----- Dataset content -----
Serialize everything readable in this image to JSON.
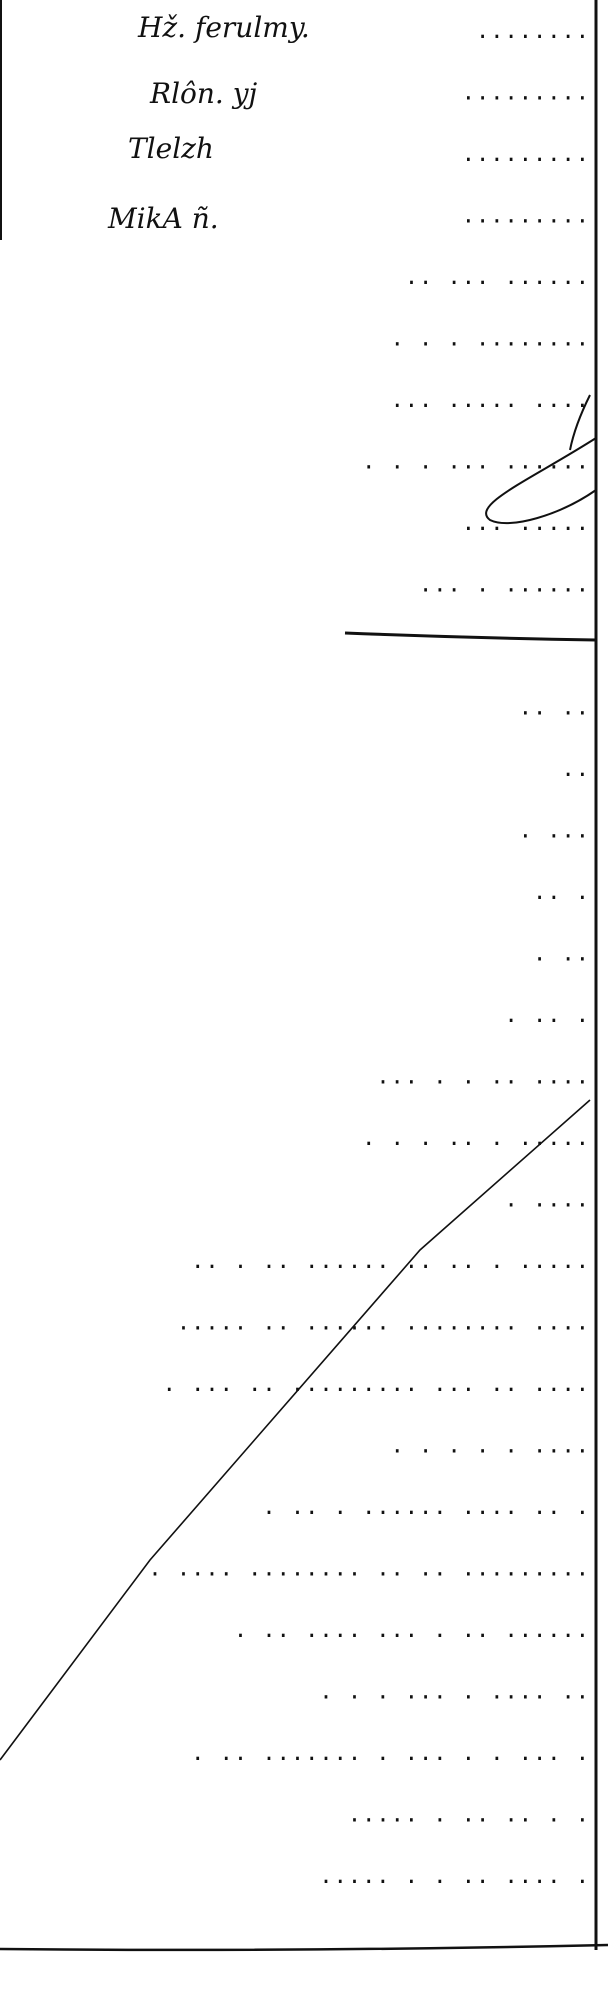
{
  "document": {
    "ink_color": "#111111",
    "handwritten_entries": [
      {
        "text": "Hž. ferulmy."
      },
      {
        "text": "Rlôn. yj"
      },
      {
        "text": "Tlelzh"
      },
      {
        "text": "MikA ñ."
      }
    ],
    "leader_rows": [
      "........",
      ".........",
      ".........",
      ".........",
      "..  ... ......",
      ".  . .  ........",
      "...   ..... ....",
      ".    .    .   ... ......",
      "...        .....",
      "...  . ......",
      "",
      ".. ..",
      "..",
      ".   ...",
      ".. .",
      ". ..",
      ".  ..  .",
      "...  .  .  ..  ....",
      ". .  .  ..   .  .....",
      ".  ....",
      ".. . .. ......  .. ..  . .....",
      "..... .. ......  ........  ....",
      ".   ...  ..  ......... ... .. ....",
      ".  .  .  .   .   ....",
      ". ..  .   ...... .... ..  .",
      ".  ....  ........  .. .. .........",
      ".  .. ....  ...  .  ..  ......",
      ".  .  .  ...  .  ....  ..",
      ". ..  ....... . ...  .  . ... .",
      "..... .  .. ..  . .",
      "..... .  .  .. ....  ."
    ]
  }
}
-----
Drop the images and quote the entries word for word.

Serialize everything readable in this image to JSON.
{
  "document": {
    "ink_color": "#111111",
    "handwritten_entries": [
      {
        "text": "Hž. ferulmy."
      },
      {
        "text": "Rlôn. yj"
      },
      {
        "text": "Tlelzh"
      },
      {
        "text": "MikA ñ."
      }
    ],
    "leader_rows": [
      "........",
      ".........",
      ".........",
      ".........",
      "..  ... ......",
      ".  . .  ........",
      "...   ..... ....",
      ".    .    .   ... ......",
      "...        .....",
      "...  . ......",
      "",
      ".. ..",
      "..",
      ".   ...",
      ".. .",
      ". ..",
      ".  ..  .",
      "...  .  .  ..  ....",
      ". .  .  ..   .  .....",
      ".  ....",
      ".. . .. ......  .. ..  . .....",
      "..... .. ......  ........  ....",
      ".   ...  ..  ......... ... .. ....",
      ".  .  .  .   .   ....",
      ". ..  .   ...... .... ..  .",
      ".  ....  ........  .. .. .........",
      ".  .. ....  ...  .  ..  ......",
      ".  .  .  ...  .  ....  ..",
      ". ..  ....... . ...  .  . ... .",
      "..... .  .. ..  . .",
      "..... .  .  .. ....  ."
    ]
  }
}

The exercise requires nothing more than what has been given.